### [TEXT SEGMENT]
DAC8 provides for automatic exchange of information on crypto-assets between EU countries. It is the eighth amendment of the Directive on Administrative Cooperation in Direct Taxation.
The Directive aims to strengthen the overall legal framework on the automatic exchange of information (AEOI) to fight tax fraud and combat tax evasion and tax avoidance by enlarging its scope to cover crypto-assets.
Rationale
The decentralised nature of crypto-assets has made it difficult for EU countries’ tax administrations to ensure tax compliance. The inherent cross-border nature of crypto-assets requires strong international administrative cooperation to ensure effective tax assessment and collection of the related income and capital gains.
The Directive lays down the rules and procedures for exchanging information on crypto-asset users by implementing due diligence procedures and reporting rules for operators active in crypto-asset transactions and their users. The rules are based on the OECD's international standard Crypto-Asset Reporting Framework (CARF).
Background
The directive was adopted by EU countries on 17 October 2023 and published in the Official Journal of 24 October. EU countries will have to transpose it by 31 December 2025 and must apply its provisions as of 1 January 2026. The first reporting year is 2026.
The crypto-asset market has grown in importance as it provides a variety of new business opportunities, including those for innovation and investment. Nevertheless, the growth in the use of crypto-assets should not be at the expense of transparency for tax purposes.
The decentralised nature of crypto-assets makes it difficult for EU countries’ tax administrations to ensure compliance with the rules and guidance they have put in place to tax income and gains derived from crypto-asset transactions.
The directive requires EU countries to obtain information from the Reporting Crypto-Asset Service Providers (RCASPs) and exchange that information with the EU country of residence of the taxpayer/investor on an annual basis.
Reporting
RCASPs are required to collect information pertaining to transactions of their non-resident investors for the reporting year according to the customer due-diligence obligations of the directive.
This information is sent by RCAS to their national tax authorities in the calendar year following the reporting year. The information is then exchanged with tax authorities of the EU country of residence of the non-resident investor within 9 months of the reporting year. Therefore, the exchanges relating to the first reporting year will take place by 30 September 2027.
Scope
This directive covers a broad scope of crypto-assets, building on the definitions set out in the European Crypto-Assets Regulation (MiCA).

### [RECORDED DATA]
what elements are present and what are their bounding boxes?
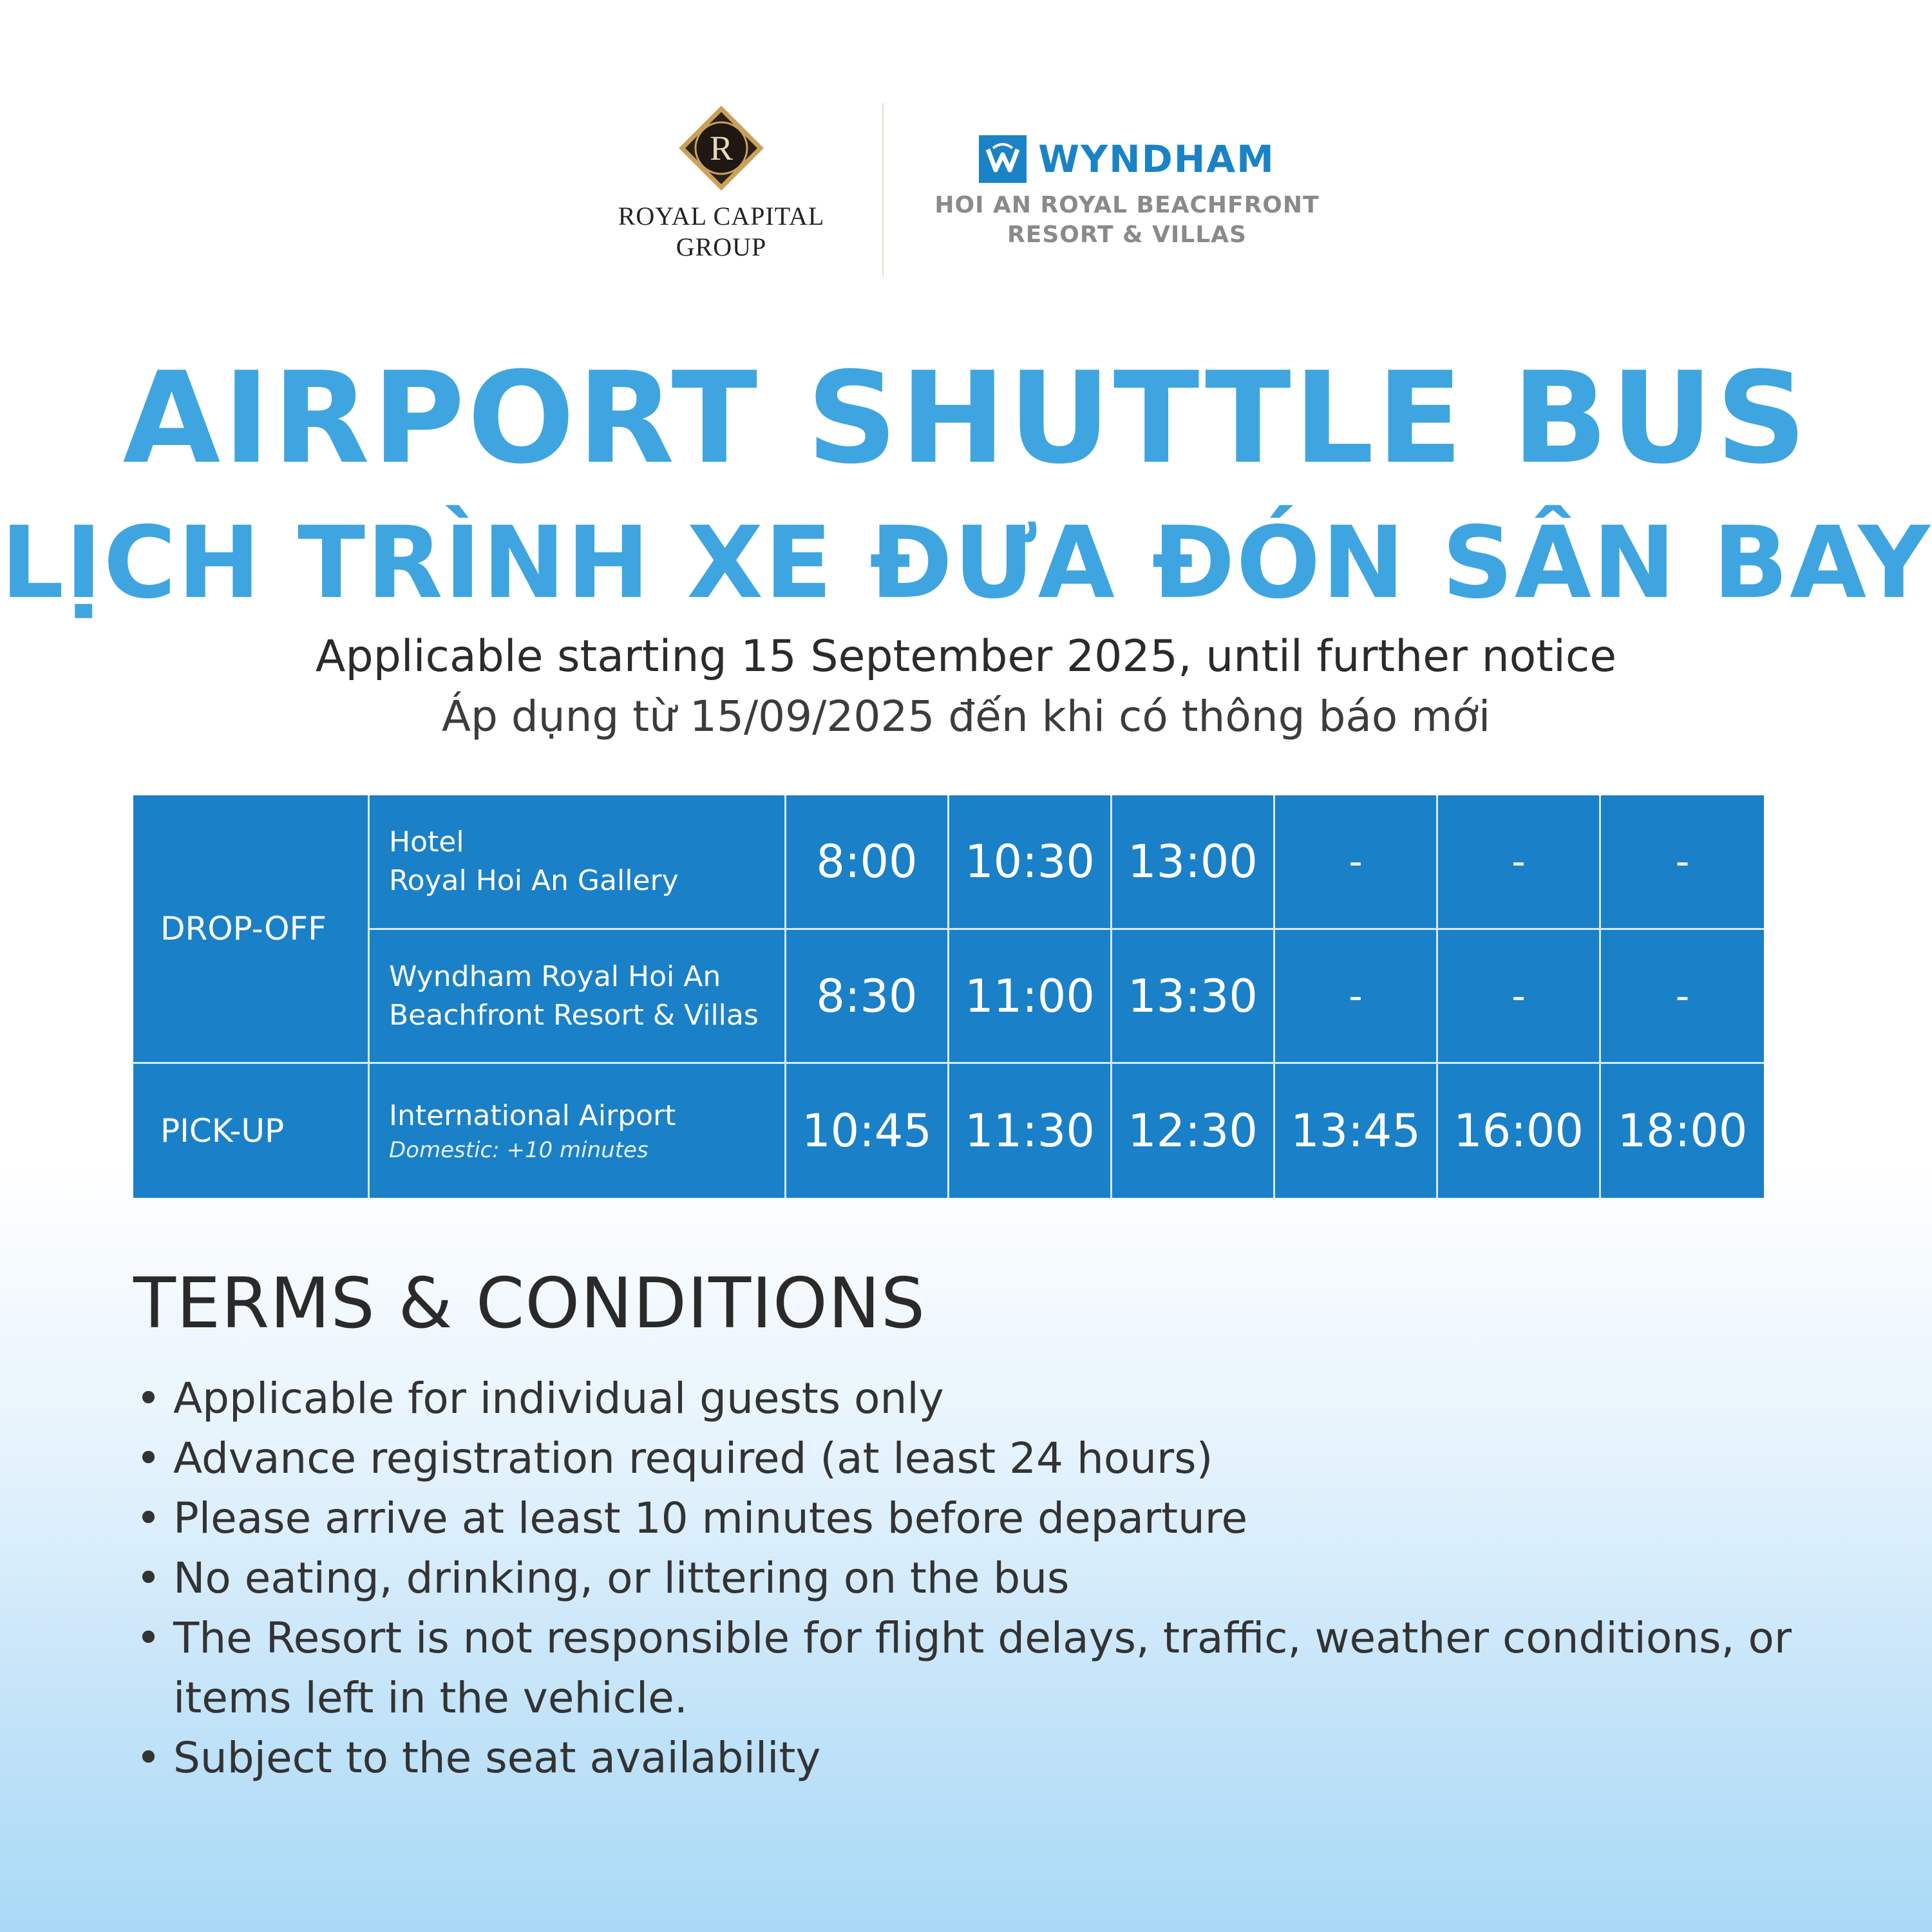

### [WHAT TO DO]
**A.** List the section headings in the DAC8 text.
**B.** Carry on writing the DAC8 text from the point where it stops.

### [ANSWERS TO THE TASKS]
**A.**
Rationale
Background
Reporting
Scope

**B.**
In addition, crypto-assets that have been issued in a decentralised manner, as well as stablecoins, including e-money tokens and certain non-fungible tokens (NFTs), are included within the scope of the directive.
RCASPs, which include both individuals and entities that provide services effectuating exchange transactions in relevant crypto-assets, are best placed to collect and verify the necessary information on their users. This covers both cross-border and domestic transactions and aims to ensure the effectiveness of the reporting rules, the proper functioning of the internal market, a level playing field, and respect for the principles of non-discrimination.
The directive sets out the information to be reported and exchanged, including the identification requirements of both the RCASP and the taxpayer/investor.
To enable tax administrations to analyse and use the information, the information is subdivided in relation to each reportable crypto-asset and includes quantitative information such as the aggregate gross amount paid or received in respect of acquisitions or disposals against Fiat or other reportable crypto-assets, or the aggregate fair market value, in case of transfers.
In addition to information on crypto-assets, the directive also requires information to be automatically exchanged between EU countries for the following categories:
- Non-custodial dividend income other than income from dividends exempt from corporate income tax pursuant to Articles 4, 5 or 6 of Council Directive 2011/96/EU (the ‘Parent-Subsidiary Directive’)
- Rulings – the amount of the transaction or series of transactions of the advance cross-border ruling exceeds EUR 1 500 000 (or the equivalent amount in any other currency), if such amount is referred to in the advance cross-border ruling; or the advance cross-border ruling which determines whether a person is or is not resident for tax purposes in the EU country issuing the ruling
International impact
To address the risks posed by crypto-assets with respect to tax transparency, the OECD, in collaboration with G20 countries, completed and published the crypto-asset reporting framework (CARF) in July 2013. This framework provides for the reporting and automatic exchange of information (AEOI) related to crypto-assets between tax authorities for tax compliance purposes.
G20 leaders immediately welcomed the development and invited the Global Forum on Transparency and Exchange of Information for Tax Purposes to support the rapid and widespread implementation of the CARF.
As of July 2024, 58 Global Forum members (and growing) have already announced their intention to commence exchanges under CARF in 2027. This means that the automatic exchange of information on crypto-assets will combat tax evasion and tax avoidance on a global level.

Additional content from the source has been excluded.